▶ **WRITTEN PROBLEM**
Report how many lines contain the word "女生比男生喜欢使用手机支付的可能性大些", with no other text.

▶ **MATERIALS PROVIDED**
--

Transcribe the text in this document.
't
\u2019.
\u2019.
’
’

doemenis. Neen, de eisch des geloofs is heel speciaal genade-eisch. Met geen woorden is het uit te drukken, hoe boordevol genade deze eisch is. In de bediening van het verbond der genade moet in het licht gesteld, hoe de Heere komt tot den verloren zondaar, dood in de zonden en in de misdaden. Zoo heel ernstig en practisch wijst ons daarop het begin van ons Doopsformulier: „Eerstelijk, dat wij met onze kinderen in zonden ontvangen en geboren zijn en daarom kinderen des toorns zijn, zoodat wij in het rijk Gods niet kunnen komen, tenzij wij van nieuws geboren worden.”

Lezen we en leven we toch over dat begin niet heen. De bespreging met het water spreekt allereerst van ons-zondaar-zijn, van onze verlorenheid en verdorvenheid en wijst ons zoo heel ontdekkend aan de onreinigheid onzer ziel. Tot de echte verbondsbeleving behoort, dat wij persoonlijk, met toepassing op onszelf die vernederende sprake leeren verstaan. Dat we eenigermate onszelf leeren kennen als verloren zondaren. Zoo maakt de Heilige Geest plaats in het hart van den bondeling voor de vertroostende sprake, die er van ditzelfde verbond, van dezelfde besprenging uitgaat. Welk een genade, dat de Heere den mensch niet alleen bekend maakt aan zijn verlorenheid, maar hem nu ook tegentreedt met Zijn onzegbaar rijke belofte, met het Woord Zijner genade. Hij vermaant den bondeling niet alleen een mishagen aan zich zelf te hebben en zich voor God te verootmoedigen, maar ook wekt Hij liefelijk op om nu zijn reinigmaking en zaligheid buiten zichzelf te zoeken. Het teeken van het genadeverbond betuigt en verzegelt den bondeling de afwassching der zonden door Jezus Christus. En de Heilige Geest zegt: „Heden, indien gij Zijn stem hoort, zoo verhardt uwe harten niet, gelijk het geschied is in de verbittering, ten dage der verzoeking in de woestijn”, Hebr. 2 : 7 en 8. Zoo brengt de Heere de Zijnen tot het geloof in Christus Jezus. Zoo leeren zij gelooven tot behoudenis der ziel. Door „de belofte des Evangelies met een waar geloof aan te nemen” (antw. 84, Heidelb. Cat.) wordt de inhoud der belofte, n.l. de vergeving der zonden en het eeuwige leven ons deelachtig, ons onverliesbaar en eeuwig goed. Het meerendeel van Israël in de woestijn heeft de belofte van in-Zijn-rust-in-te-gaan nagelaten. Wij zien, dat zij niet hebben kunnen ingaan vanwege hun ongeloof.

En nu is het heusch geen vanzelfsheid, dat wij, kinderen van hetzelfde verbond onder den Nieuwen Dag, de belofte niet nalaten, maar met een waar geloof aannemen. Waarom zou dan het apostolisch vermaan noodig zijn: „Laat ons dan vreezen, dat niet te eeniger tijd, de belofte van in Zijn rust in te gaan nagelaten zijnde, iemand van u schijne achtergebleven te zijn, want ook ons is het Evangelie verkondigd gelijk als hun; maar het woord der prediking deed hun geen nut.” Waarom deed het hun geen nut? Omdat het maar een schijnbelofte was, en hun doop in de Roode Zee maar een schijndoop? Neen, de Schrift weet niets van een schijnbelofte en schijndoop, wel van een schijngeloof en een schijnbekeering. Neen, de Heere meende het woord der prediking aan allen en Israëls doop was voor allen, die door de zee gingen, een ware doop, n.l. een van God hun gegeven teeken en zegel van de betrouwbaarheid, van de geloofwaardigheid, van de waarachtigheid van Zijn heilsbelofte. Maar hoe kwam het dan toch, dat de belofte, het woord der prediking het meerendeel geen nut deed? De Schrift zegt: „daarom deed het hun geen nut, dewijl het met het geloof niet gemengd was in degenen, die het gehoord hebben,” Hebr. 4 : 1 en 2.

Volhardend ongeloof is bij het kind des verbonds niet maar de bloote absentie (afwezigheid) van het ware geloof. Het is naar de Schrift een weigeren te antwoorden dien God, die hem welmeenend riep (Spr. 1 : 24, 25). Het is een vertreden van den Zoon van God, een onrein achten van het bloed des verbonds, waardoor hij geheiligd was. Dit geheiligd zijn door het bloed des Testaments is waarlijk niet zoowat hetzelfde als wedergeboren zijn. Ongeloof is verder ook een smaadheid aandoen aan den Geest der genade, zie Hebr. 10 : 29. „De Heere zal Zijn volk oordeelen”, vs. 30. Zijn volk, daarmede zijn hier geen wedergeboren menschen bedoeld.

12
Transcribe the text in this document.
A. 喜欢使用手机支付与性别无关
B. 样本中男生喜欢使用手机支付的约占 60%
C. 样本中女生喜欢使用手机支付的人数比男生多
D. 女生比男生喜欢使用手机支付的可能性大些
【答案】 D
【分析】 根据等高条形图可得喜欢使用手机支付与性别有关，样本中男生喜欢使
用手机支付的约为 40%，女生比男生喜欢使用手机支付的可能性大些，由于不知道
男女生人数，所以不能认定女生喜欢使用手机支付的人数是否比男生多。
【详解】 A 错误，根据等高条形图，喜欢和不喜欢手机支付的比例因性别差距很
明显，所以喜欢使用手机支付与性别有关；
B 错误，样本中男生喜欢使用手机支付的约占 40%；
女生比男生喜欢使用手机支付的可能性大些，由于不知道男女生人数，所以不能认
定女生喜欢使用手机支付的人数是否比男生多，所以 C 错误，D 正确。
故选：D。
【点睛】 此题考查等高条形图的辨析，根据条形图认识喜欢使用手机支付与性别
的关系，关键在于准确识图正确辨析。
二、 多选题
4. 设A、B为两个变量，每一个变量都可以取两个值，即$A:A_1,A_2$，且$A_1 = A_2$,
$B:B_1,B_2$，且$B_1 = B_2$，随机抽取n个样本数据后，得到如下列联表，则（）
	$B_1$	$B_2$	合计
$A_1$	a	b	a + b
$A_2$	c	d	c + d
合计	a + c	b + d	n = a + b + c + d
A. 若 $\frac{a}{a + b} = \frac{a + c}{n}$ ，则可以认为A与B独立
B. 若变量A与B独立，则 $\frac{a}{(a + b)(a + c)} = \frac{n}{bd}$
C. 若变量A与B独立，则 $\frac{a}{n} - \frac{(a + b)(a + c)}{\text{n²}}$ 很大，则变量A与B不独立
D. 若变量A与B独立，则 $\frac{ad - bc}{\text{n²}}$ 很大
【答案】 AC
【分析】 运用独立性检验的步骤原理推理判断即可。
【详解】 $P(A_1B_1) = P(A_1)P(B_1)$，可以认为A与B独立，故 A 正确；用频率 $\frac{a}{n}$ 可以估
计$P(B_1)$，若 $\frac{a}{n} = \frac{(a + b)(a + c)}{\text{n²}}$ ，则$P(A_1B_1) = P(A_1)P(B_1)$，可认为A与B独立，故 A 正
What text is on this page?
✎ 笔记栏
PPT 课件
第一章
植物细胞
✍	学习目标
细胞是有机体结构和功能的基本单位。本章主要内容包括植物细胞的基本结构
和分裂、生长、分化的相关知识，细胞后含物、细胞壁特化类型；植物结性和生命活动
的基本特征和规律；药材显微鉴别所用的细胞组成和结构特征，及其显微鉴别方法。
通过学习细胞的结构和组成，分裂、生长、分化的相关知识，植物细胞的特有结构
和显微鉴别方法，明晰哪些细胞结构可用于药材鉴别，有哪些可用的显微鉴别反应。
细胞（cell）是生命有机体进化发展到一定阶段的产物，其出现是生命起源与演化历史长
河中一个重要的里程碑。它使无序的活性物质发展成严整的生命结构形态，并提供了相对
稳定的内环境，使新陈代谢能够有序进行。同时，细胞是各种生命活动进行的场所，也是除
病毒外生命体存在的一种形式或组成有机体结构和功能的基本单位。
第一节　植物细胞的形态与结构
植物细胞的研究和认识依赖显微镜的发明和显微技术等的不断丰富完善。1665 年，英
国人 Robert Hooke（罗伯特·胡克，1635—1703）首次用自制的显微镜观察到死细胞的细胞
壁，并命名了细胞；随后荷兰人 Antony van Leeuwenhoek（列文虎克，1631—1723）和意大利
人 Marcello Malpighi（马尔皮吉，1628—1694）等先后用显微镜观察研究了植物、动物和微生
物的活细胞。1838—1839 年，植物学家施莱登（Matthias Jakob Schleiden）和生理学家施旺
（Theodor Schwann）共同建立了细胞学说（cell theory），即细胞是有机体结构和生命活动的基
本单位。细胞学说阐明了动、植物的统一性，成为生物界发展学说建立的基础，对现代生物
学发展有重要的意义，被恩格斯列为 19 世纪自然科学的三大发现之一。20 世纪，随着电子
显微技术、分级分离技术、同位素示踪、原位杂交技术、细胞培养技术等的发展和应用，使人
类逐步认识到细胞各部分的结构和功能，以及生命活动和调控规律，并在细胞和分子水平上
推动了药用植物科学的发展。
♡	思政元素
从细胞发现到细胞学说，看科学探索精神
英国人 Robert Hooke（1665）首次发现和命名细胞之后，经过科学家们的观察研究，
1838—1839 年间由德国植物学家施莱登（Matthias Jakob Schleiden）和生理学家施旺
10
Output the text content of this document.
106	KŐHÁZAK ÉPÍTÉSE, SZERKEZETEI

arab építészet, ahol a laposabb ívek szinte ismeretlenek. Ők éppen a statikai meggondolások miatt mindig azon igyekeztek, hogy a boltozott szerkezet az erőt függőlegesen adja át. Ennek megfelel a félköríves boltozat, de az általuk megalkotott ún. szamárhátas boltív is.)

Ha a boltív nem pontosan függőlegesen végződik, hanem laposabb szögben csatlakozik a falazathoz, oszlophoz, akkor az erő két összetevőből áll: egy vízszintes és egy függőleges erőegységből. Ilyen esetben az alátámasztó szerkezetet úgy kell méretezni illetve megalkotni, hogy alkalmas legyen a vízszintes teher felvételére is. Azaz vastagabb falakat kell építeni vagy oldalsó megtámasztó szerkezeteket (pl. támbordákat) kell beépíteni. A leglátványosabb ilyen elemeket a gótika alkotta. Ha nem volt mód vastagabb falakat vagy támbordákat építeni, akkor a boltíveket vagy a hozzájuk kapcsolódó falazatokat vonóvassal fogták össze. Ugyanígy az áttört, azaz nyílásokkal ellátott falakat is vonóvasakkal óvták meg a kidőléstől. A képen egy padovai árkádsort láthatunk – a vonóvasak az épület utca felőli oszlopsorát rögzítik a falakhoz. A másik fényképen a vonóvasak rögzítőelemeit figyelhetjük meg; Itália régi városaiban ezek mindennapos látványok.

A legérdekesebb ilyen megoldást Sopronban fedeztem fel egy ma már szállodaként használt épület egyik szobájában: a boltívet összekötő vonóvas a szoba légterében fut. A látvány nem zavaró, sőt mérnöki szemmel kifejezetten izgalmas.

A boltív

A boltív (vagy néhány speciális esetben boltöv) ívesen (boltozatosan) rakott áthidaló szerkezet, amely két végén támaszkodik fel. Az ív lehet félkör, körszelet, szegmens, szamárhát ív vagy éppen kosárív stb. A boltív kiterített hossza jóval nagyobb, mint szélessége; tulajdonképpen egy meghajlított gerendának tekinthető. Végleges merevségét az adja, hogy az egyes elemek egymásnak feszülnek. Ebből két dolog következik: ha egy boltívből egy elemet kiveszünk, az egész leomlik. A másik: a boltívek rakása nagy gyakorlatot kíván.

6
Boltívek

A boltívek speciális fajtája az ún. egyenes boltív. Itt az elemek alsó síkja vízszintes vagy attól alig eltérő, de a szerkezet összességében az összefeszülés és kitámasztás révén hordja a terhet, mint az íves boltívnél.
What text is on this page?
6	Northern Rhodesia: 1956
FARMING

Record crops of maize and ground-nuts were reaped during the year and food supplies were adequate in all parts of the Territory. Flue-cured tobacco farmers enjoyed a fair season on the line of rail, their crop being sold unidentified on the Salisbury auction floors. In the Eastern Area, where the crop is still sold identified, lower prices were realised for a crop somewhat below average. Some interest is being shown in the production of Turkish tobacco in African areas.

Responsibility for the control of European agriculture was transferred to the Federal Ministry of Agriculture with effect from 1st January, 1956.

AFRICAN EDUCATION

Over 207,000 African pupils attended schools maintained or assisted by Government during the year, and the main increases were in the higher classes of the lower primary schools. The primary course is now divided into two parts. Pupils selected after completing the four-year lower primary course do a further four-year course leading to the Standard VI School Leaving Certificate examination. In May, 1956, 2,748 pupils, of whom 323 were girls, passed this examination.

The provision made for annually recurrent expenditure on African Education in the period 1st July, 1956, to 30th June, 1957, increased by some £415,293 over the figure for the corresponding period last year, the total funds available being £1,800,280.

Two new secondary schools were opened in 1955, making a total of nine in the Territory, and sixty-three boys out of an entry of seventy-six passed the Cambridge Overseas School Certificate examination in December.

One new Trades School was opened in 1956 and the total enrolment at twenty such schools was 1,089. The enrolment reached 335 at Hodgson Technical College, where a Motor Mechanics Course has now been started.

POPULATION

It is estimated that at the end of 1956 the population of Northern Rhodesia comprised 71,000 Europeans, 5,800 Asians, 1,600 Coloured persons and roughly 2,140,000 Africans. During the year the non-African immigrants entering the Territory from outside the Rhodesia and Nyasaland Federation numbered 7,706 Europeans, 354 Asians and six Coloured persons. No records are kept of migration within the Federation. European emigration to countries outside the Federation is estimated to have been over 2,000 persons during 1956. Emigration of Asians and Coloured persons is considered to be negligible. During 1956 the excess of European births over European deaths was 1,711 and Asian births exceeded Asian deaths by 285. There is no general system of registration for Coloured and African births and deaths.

--

▶ **EXPECTED ANSWER**
3